▶ **Collection entries**
— BEGIN —
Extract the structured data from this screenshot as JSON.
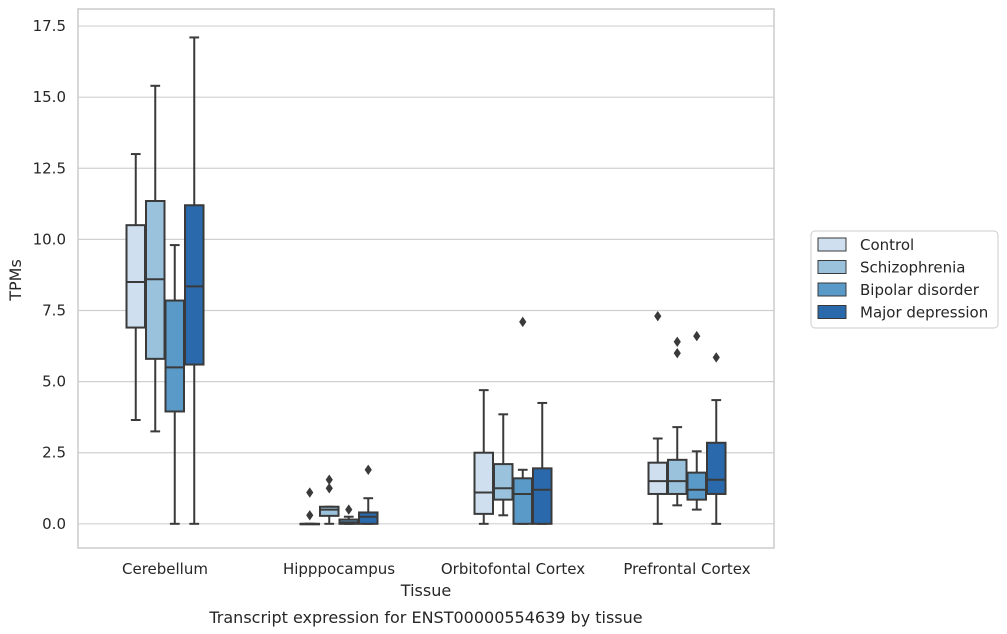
{
  "chart_data": {
    "type": "box",
    "xlabel": "Tissue",
    "ylabel": "TPMs",
    "caption": "Transcript expression for ENST00000554639 by tissue",
    "ylim": [
      -0.85,
      18.1
    ],
    "yticks": [
      0.0,
      2.5,
      5.0,
      7.5,
      10.0,
      12.5,
      15.0,
      17.5
    ],
    "ytick_labels": [
      "0.0",
      "2.5",
      "5.0",
      "7.5",
      "10.0",
      "12.5",
      "15.0",
      "17.5"
    ],
    "grid": "horizontal",
    "legend_position": "right",
    "categories": [
      "Cerebellum",
      "Hipppocampus",
      "Orbitofontal Cortex",
      "Prefrontal Cortex"
    ],
    "series": [
      {
        "name": "Control",
        "color": "#cfdff0",
        "boxes": [
          {
            "whisker_low": 3.65,
            "q1": 6.9,
            "median": 8.5,
            "q3": 10.5,
            "whisker_high": 13.0,
            "outliers": []
          },
          {
            "whisker_low": 0.0,
            "q1": 0.0,
            "median": 0.0,
            "q3": 0.0,
            "whisker_high": 0.0,
            "outliers": [
              0.3,
              1.1
            ]
          },
          {
            "whisker_low": 0.0,
            "q1": 0.35,
            "median": 1.1,
            "q3": 2.5,
            "whisker_high": 4.7,
            "outliers": []
          },
          {
            "whisker_low": 0.0,
            "q1": 1.05,
            "median": 1.5,
            "q3": 2.15,
            "whisker_high": 3.0,
            "outliers": [
              7.3
            ]
          }
        ]
      },
      {
        "name": "Schizophrenia",
        "color": "#9ac2dc",
        "boxes": [
          {
            "whisker_low": 3.25,
            "q1": 5.8,
            "median": 8.6,
            "q3": 11.35,
            "whisker_high": 15.4,
            "outliers": []
          },
          {
            "whisker_low": 0.0,
            "q1": 0.28,
            "median": 0.5,
            "q3": 0.6,
            "whisker_high": 0.6,
            "outliers": [
              1.25,
              1.55
            ]
          },
          {
            "whisker_low": 0.3,
            "q1": 0.85,
            "median": 1.25,
            "q3": 2.1,
            "whisker_high": 3.85,
            "outliers": []
          },
          {
            "whisker_low": 0.65,
            "q1": 1.05,
            "median": 1.5,
            "q3": 2.25,
            "whisker_high": 3.4,
            "outliers": [
              6.0,
              6.4
            ]
          }
        ]
      },
      {
        "name": "Bipolar disorder",
        "color": "#5a9ac8",
        "boxes": [
          {
            "whisker_low": 0.0,
            "q1": 3.95,
            "median": 5.5,
            "q3": 7.85,
            "whisker_high": 9.8,
            "outliers": []
          },
          {
            "whisker_low": 0.0,
            "q1": 0.0,
            "median": 0.05,
            "q3": 0.15,
            "whisker_high": 0.25,
            "outliers": [
              0.5
            ]
          },
          {
            "whisker_low": 0.0,
            "q1": 0.0,
            "median": 1.05,
            "q3": 1.6,
            "whisker_high": 1.9,
            "outliers": [
              7.1
            ]
          },
          {
            "whisker_low": 0.5,
            "q1": 0.85,
            "median": 1.2,
            "q3": 1.8,
            "whisker_high": 2.55,
            "outliers": [
              6.6
            ]
          }
        ]
      },
      {
        "name": "Major depression",
        "color": "#2a6aac",
        "boxes": [
          {
            "whisker_low": 0.0,
            "q1": 5.6,
            "median": 8.35,
            "q3": 11.2,
            "whisker_high": 17.1,
            "outliers": []
          },
          {
            "whisker_low": 0.0,
            "q1": 0.0,
            "median": 0.25,
            "q3": 0.4,
            "whisker_high": 0.9,
            "outliers": [
              1.9
            ]
          },
          {
            "whisker_low": 0.0,
            "q1": 0.0,
            "median": 1.2,
            "q3": 1.95,
            "whisker_high": 4.25,
            "outliers": []
          },
          {
            "whisker_low": 0.0,
            "q1": 1.05,
            "median": 1.55,
            "q3": 2.85,
            "whisker_high": 4.35,
            "outliers": [
              5.85
            ]
          }
        ]
      }
    ]
  }
}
— END —
Reproduce the entries exactly. Do not carry over any picture.

Extract the structured data from this screenshot as JSON.
{
  "chart_data": {
    "type": "box",
    "xlabel": "Tissue",
    "ylabel": "TPMs",
    "caption": "Transcript expression for ENST00000554639 by tissue",
    "ylim": [
      -0.85,
      18.1
    ],
    "yticks": [
      0.0,
      2.5,
      5.0,
      7.5,
      10.0,
      12.5,
      15.0,
      17.5
    ],
    "ytick_labels": [
      "0.0",
      "2.5",
      "5.0",
      "7.5",
      "10.0",
      "12.5",
      "15.0",
      "17.5"
    ],
    "grid": "horizontal",
    "legend_position": "right",
    "categories": [
      "Cerebellum",
      "Hipppocampus",
      "Orbitofontal Cortex",
      "Prefrontal Cortex"
    ],
    "series": [
      {
        "name": "Control",
        "color": "#cfdff0",
        "boxes": [
          {
            "whisker_low": 3.65,
            "q1": 6.9,
            "median": 8.5,
            "q3": 10.5,
            "whisker_high": 13.0,
            "outliers": []
          },
          {
            "whisker_low": 0.0,
            "q1": 0.0,
            "median": 0.0,
            "q3": 0.0,
            "whisker_high": 0.0,
            "outliers": [
              0.3,
              1.1
            ]
          },
          {
            "whisker_low": 0.0,
            "q1": 0.35,
            "median": 1.1,
            "q3": 2.5,
            "whisker_high": 4.7,
            "outliers": []
          },
          {
            "whisker_low": 0.0,
            "q1": 1.05,
            "median": 1.5,
            "q3": 2.15,
            "whisker_high": 3.0,
            "outliers": [
              7.3
            ]
          }
        ]
      },
      {
        "name": "Schizophrenia",
        "color": "#9ac2dc",
        "boxes": [
          {
            "whisker_low": 3.25,
            "q1": 5.8,
            "median": 8.6,
            "q3": 11.35,
            "whisker_high": 15.4,
            "outliers": []
          },
          {
            "whisker_low": 0.0,
            "q1": 0.28,
            "median": 0.5,
            "q3": 0.6,
            "whisker_high": 0.6,
            "outliers": [
              1.25,
              1.55
            ]
          },
          {
            "whisker_low": 0.3,
            "q1": 0.85,
            "median": 1.25,
            "q3": 2.1,
            "whisker_high": 3.85,
            "outliers": []
          },
          {
            "whisker_low": 0.65,
            "q1": 1.05,
            "median": 1.5,
            "q3": 2.25,
            "whisker_high": 3.4,
            "outliers": [
              6.0,
              6.4
            ]
          }
        ]
      },
      {
        "name": "Bipolar disorder",
        "color": "#5a9ac8",
        "boxes": [
          {
            "whisker_low": 0.0,
            "q1": 3.95,
            "median": 5.5,
            "q3": 7.85,
            "whisker_high": 9.8,
            "outliers": []
          },
          {
            "whisker_low": 0.0,
            "q1": 0.0,
            "median": 0.05,
            "q3": 0.15,
            "whisker_high": 0.25,
            "outliers": [
              0.5
            ]
          },
          {
            "whisker_low": 0.0,
            "q1": 0.0,
            "median": 1.05,
            "q3": 1.6,
            "whisker_high": 1.9,
            "outliers": [
              7.1
            ]
          },
          {
            "whisker_low": 0.5,
            "q1": 0.85,
            "median": 1.2,
            "q3": 1.8,
            "whisker_high": 2.55,
            "outliers": [
              6.6
            ]
          }
        ]
      },
      {
        "name": "Major depression",
        "color": "#2a6aac",
        "boxes": [
          {
            "whisker_low": 0.0,
            "q1": 5.6,
            "median": 8.35,
            "q3": 11.2,
            "whisker_high": 17.1,
            "outliers": []
          },
          {
            "whisker_low": 0.0,
            "q1": 0.0,
            "median": 0.25,
            "q3": 0.4,
            "whisker_high": 0.9,
            "outliers": [
              1.9
            ]
          },
          {
            "whisker_low": 0.0,
            "q1": 0.0,
            "median": 1.2,
            "q3": 1.95,
            "whisker_high": 4.25,
            "outliers": []
          },
          {
            "whisker_low": 0.0,
            "q1": 1.05,
            "median": 1.55,
            "q3": 2.85,
            "whisker_high": 4.35,
            "outliers": [
              5.85
            ]
          }
        ]
      }
    ]
  }
}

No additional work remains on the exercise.